── Exercise materials
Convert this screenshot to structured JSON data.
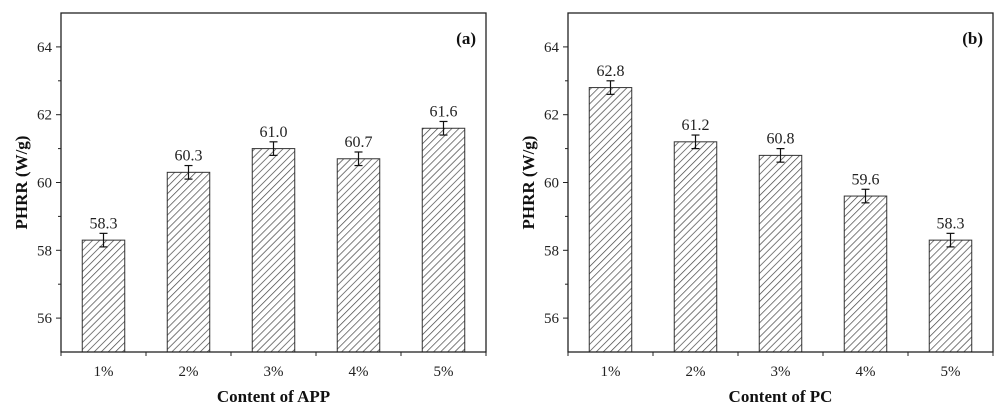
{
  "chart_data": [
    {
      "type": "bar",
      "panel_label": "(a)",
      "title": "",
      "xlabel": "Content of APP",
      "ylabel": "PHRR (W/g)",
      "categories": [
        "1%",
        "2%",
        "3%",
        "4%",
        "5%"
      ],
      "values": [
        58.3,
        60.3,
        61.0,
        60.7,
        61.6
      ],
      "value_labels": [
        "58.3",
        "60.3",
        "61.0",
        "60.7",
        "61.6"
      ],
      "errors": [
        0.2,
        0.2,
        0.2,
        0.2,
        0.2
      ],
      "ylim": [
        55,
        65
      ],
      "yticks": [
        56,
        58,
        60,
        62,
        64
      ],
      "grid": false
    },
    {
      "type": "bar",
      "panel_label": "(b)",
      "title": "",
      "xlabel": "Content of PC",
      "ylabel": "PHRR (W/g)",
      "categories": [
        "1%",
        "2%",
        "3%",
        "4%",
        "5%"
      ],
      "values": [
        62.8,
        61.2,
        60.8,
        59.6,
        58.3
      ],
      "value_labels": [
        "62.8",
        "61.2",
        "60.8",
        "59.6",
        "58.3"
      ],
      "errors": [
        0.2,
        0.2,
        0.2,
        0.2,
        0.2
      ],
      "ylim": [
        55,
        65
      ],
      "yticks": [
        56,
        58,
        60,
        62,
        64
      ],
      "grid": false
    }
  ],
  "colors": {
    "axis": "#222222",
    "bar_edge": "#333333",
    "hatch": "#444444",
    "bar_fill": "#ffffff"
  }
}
────
── Exercise materials
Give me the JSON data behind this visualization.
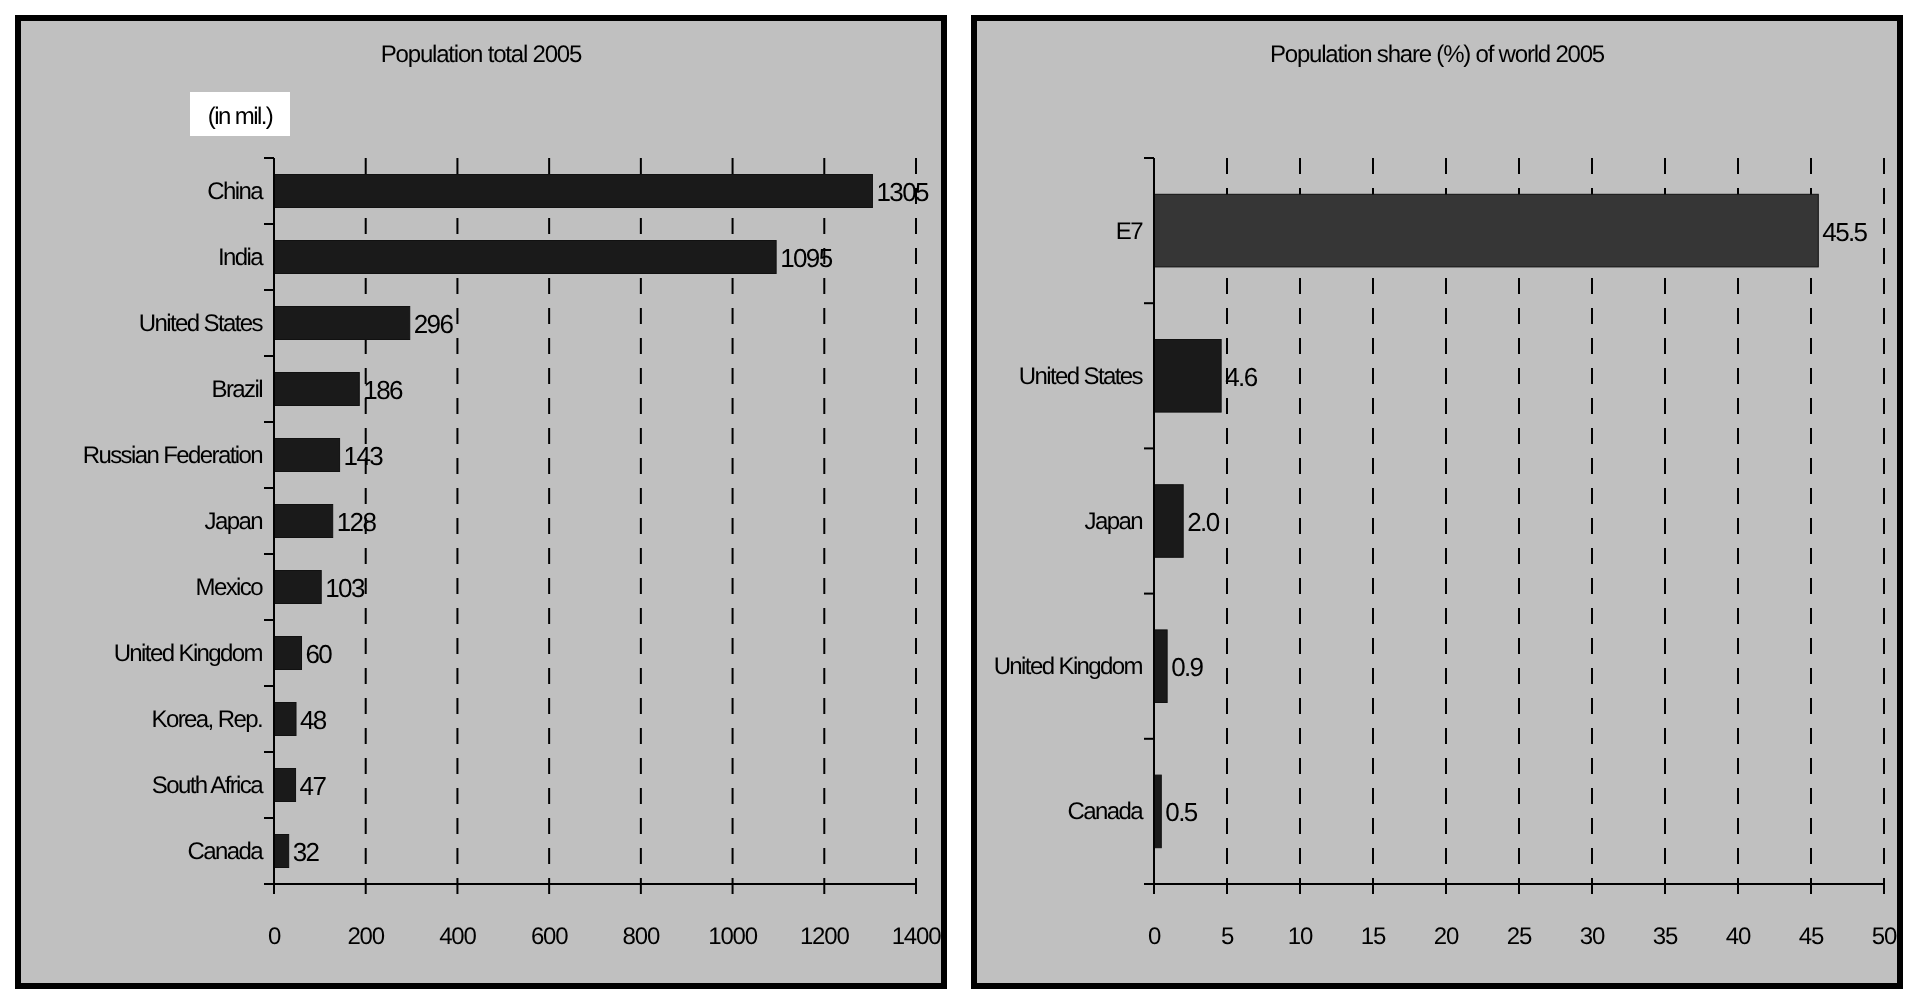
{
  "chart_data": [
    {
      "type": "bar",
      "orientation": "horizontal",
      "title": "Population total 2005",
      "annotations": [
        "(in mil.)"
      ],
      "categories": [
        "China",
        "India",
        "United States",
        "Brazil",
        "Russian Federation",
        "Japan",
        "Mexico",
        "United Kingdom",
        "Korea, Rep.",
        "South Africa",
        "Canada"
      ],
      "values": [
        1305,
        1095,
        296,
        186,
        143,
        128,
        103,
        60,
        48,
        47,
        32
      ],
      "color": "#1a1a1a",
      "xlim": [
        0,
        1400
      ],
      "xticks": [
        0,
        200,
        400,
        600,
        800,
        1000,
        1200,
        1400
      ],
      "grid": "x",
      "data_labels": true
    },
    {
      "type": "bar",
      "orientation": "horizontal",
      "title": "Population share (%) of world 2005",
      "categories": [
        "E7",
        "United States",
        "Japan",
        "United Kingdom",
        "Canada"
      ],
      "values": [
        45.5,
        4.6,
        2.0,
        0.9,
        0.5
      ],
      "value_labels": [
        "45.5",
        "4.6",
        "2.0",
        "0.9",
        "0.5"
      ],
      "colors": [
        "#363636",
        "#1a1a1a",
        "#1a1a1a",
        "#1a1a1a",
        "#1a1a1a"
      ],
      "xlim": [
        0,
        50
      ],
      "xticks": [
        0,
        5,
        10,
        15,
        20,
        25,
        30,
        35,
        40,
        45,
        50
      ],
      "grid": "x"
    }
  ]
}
────
Brief:
Identify and copy the lines holding the word "JSON".

Expected output:
Convert this screenshot to structured JSON data.
Give me the JSON data behind this visualization.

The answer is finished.